- [RECORDS SUPPLIED]

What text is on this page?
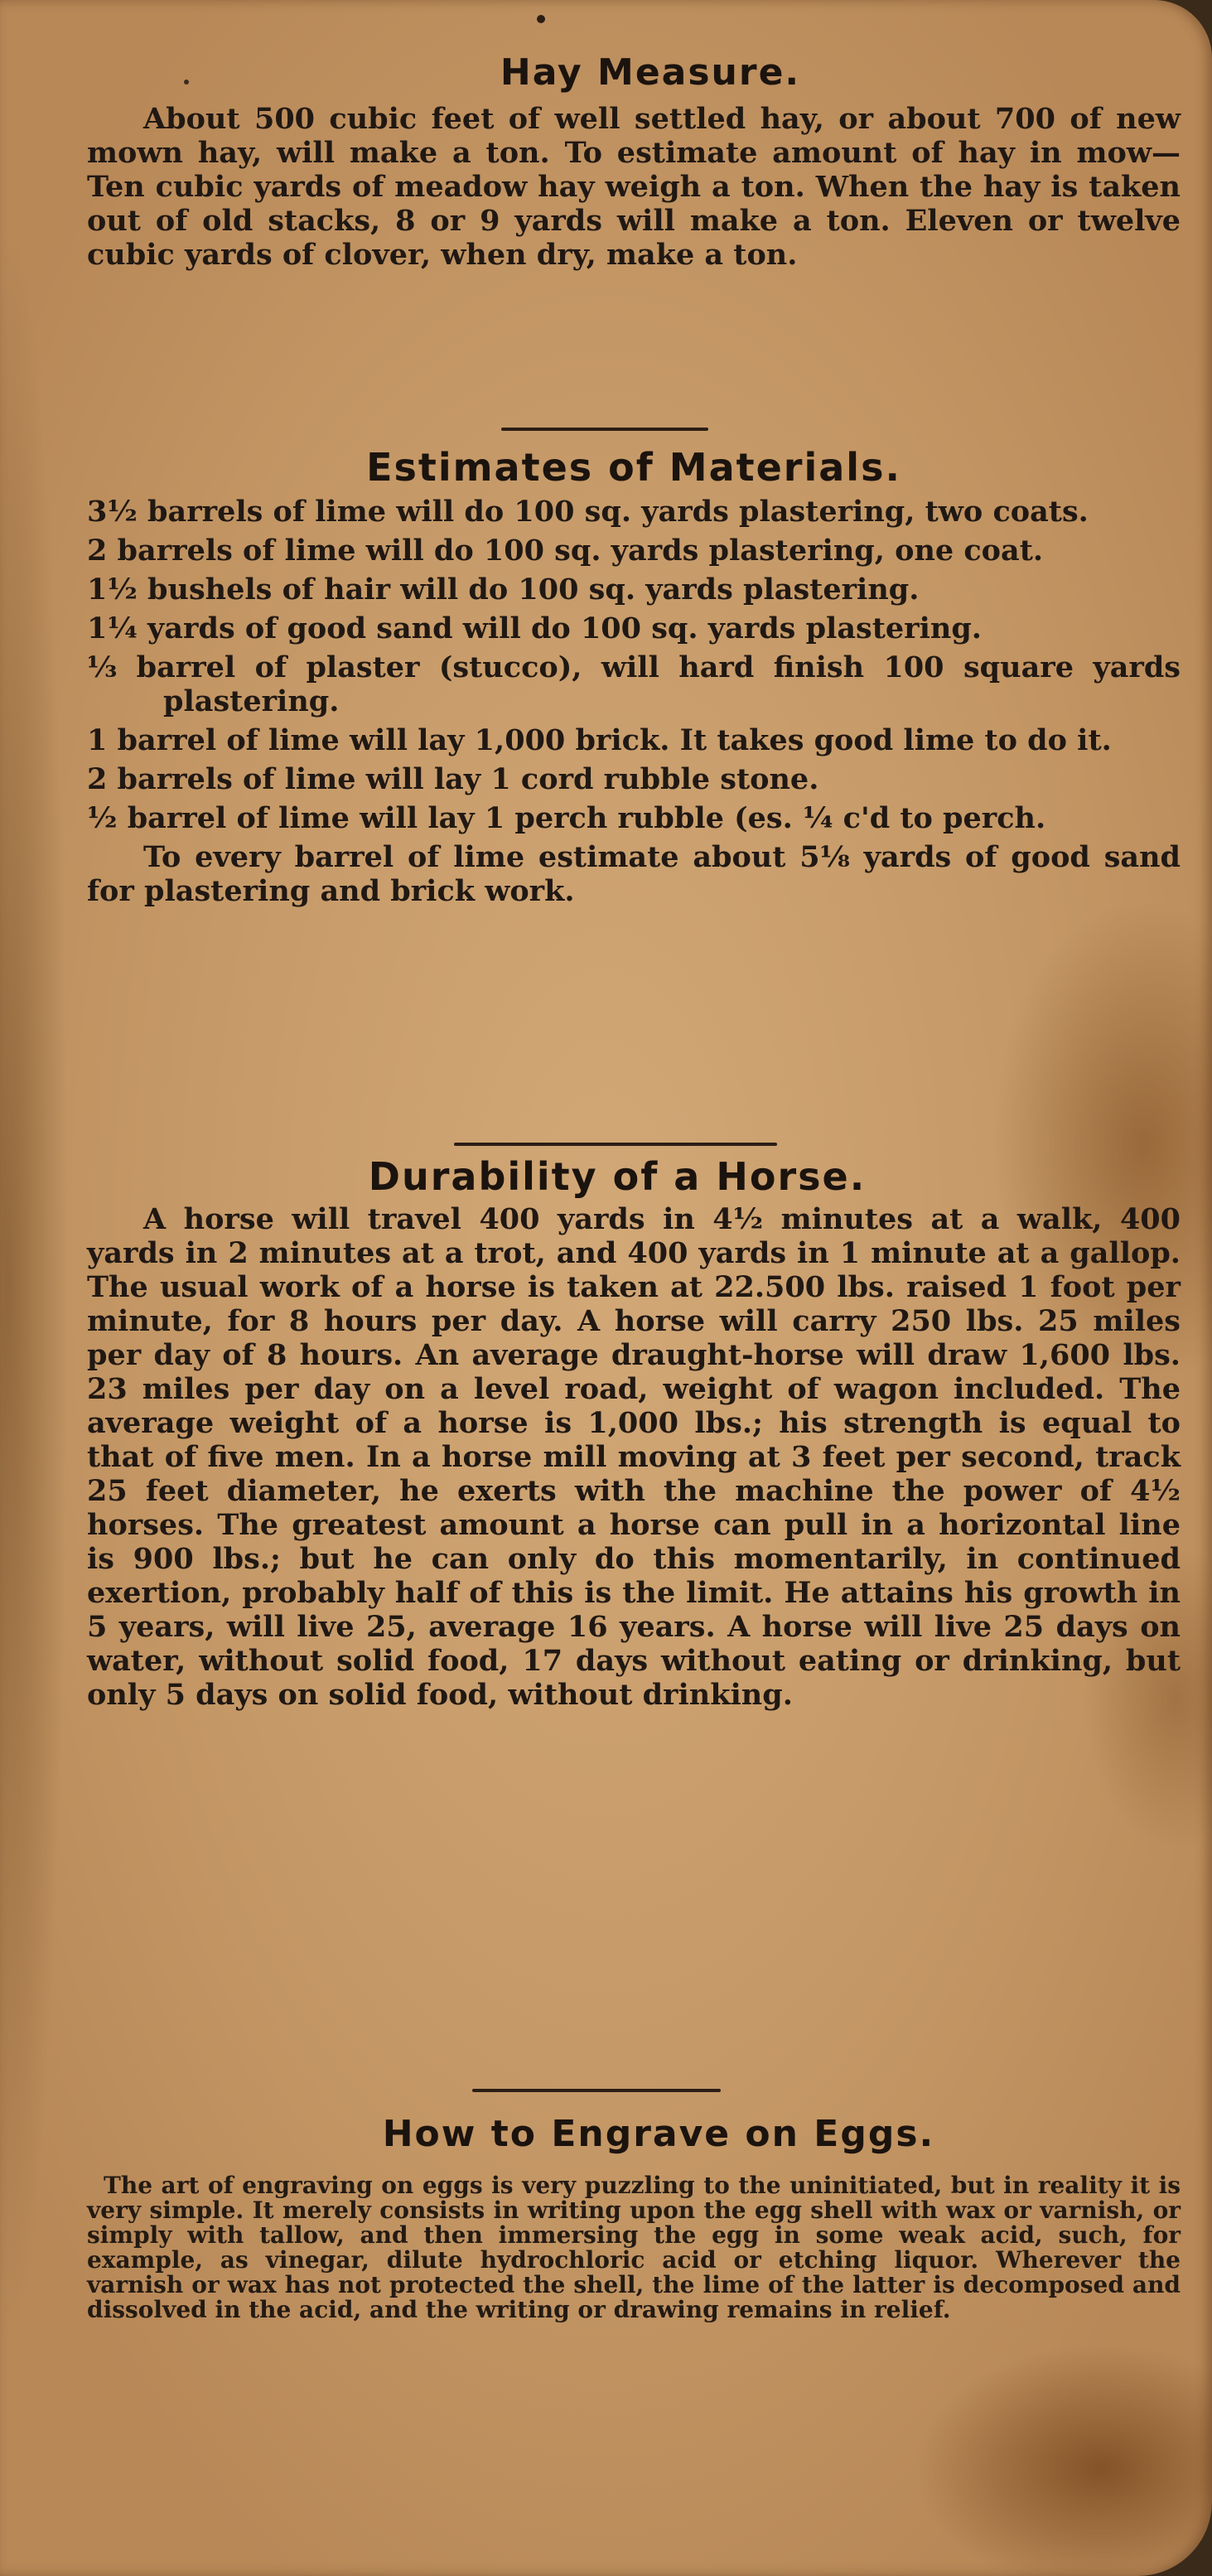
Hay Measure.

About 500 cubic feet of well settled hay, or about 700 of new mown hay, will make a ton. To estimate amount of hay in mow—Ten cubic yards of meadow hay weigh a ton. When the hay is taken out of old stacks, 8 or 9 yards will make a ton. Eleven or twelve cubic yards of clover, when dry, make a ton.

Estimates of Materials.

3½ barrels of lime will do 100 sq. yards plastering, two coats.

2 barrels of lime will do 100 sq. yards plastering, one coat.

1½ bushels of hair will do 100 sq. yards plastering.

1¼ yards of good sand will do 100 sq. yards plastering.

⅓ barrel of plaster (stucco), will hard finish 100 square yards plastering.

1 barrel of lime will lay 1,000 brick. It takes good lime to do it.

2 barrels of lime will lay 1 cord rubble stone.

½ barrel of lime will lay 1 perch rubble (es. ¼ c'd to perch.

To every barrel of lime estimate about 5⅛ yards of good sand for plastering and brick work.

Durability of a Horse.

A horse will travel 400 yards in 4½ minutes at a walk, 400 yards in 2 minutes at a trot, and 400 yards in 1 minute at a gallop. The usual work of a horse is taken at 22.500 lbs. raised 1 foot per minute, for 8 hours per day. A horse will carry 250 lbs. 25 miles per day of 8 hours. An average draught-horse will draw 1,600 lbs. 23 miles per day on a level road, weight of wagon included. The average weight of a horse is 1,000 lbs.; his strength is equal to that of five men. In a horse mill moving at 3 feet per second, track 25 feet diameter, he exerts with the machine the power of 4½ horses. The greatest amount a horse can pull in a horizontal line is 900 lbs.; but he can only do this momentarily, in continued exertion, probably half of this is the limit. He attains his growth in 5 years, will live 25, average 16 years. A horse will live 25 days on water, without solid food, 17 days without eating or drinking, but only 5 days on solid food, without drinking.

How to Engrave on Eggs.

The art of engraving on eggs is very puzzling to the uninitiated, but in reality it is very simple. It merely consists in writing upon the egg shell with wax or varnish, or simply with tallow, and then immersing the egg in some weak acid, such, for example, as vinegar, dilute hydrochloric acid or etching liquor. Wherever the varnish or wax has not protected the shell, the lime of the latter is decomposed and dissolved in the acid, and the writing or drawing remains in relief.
...
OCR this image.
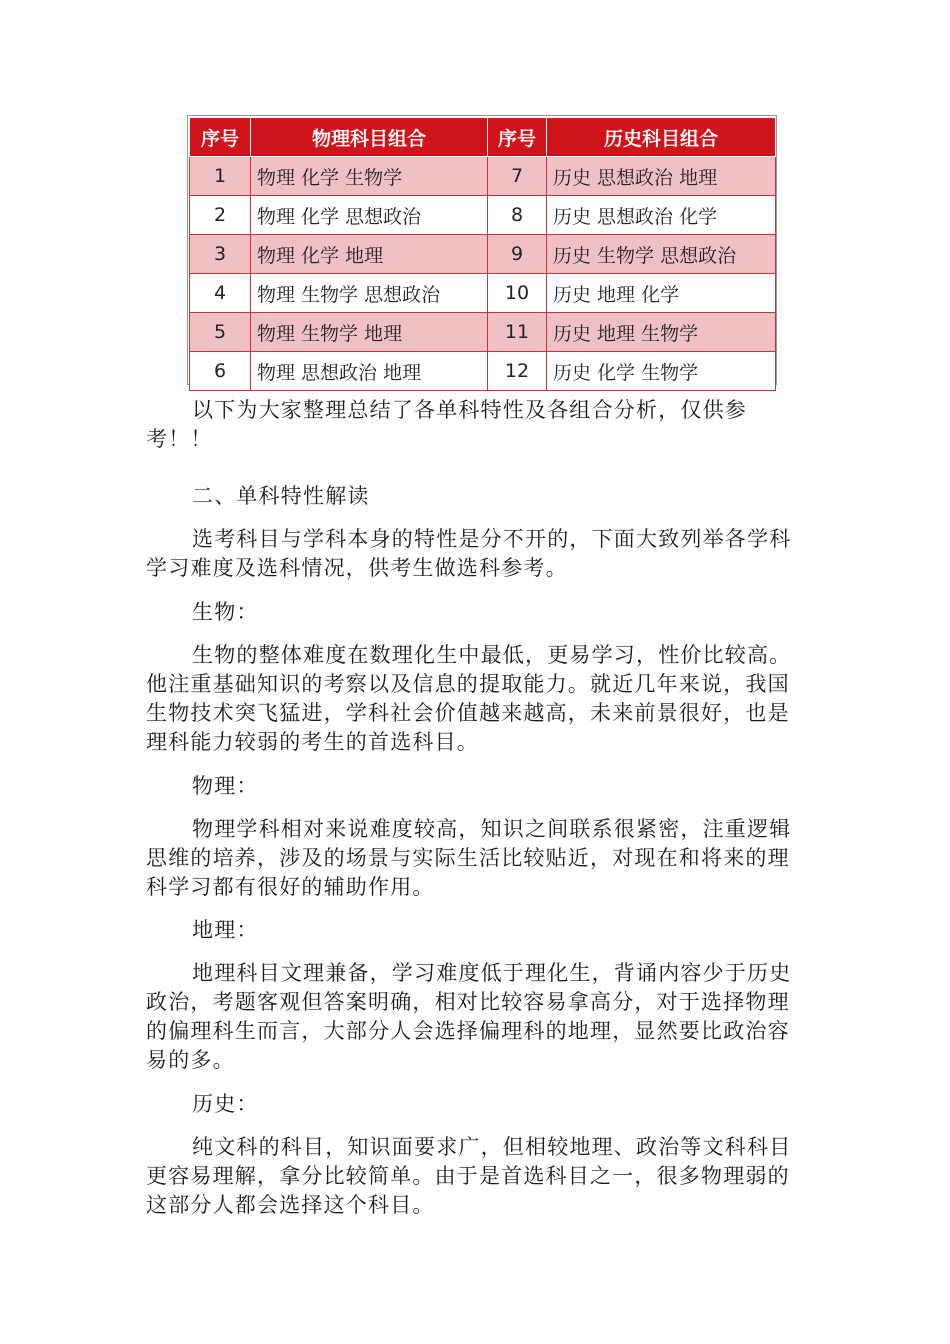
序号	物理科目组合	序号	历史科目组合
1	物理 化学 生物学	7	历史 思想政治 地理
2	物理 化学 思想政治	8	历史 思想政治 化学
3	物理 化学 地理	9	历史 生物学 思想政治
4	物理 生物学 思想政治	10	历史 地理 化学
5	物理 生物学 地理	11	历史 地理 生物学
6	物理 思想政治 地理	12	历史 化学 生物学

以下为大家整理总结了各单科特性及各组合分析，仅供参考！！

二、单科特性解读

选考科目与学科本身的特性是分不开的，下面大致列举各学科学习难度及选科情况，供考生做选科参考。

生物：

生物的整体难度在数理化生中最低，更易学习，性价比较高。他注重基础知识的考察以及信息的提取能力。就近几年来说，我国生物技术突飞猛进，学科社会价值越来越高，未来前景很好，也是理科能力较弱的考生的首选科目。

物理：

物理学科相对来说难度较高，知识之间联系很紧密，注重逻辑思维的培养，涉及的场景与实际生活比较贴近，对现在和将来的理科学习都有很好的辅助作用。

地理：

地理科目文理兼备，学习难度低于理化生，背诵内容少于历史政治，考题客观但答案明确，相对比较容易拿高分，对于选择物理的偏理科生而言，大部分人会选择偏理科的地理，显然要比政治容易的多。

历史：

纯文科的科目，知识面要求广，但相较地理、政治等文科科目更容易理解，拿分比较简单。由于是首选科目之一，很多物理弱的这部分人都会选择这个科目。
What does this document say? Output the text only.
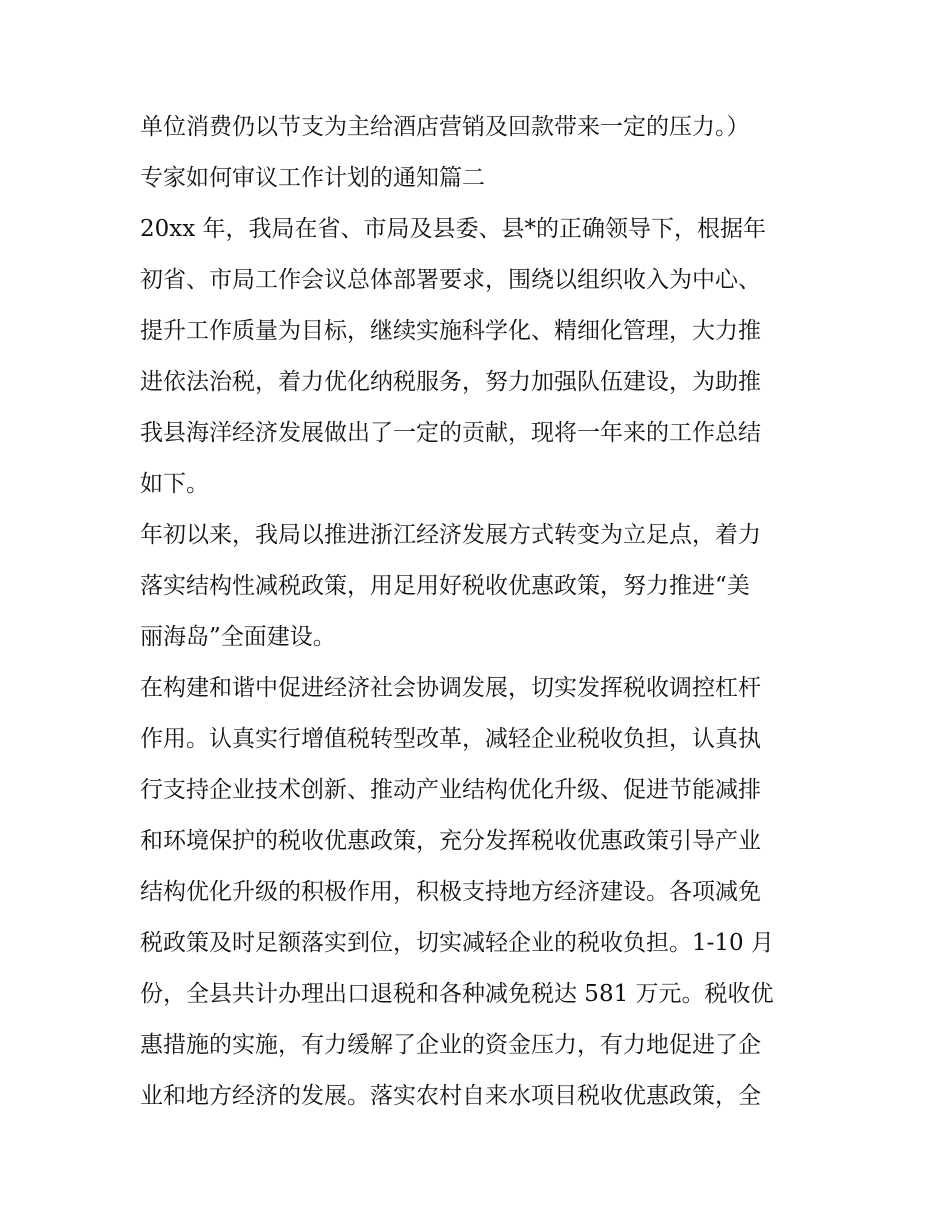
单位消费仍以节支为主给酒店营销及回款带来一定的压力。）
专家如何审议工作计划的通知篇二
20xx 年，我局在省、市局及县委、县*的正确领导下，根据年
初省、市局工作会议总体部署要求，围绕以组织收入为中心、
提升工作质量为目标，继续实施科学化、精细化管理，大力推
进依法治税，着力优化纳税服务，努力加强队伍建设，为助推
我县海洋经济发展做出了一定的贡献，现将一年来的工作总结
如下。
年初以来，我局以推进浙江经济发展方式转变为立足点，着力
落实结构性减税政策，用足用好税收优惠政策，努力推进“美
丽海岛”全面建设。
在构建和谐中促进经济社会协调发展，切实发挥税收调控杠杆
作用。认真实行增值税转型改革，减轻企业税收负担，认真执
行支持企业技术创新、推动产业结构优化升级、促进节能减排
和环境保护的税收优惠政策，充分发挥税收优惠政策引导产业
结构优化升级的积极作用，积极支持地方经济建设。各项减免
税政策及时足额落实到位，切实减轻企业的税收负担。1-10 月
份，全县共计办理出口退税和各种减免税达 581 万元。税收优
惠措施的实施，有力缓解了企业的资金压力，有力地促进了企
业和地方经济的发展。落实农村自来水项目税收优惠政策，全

- [GIVEN EXERCISE] Filter for "思想政治". Return all lines that hold it.

- [OUTPUT FOR THIS EXERCISE]
1	物理 化学 生物学	7	历史 思想政治 地理
2	物理 化学 思想政治	8	历史 思想政治 化学
3	物理 化学 地理	9	历史 生物学 思想政治
4	物理 生物学 思想政治	10	历史 地理 化学
6	物理 思想政治 地理	12	历史 化学 生物学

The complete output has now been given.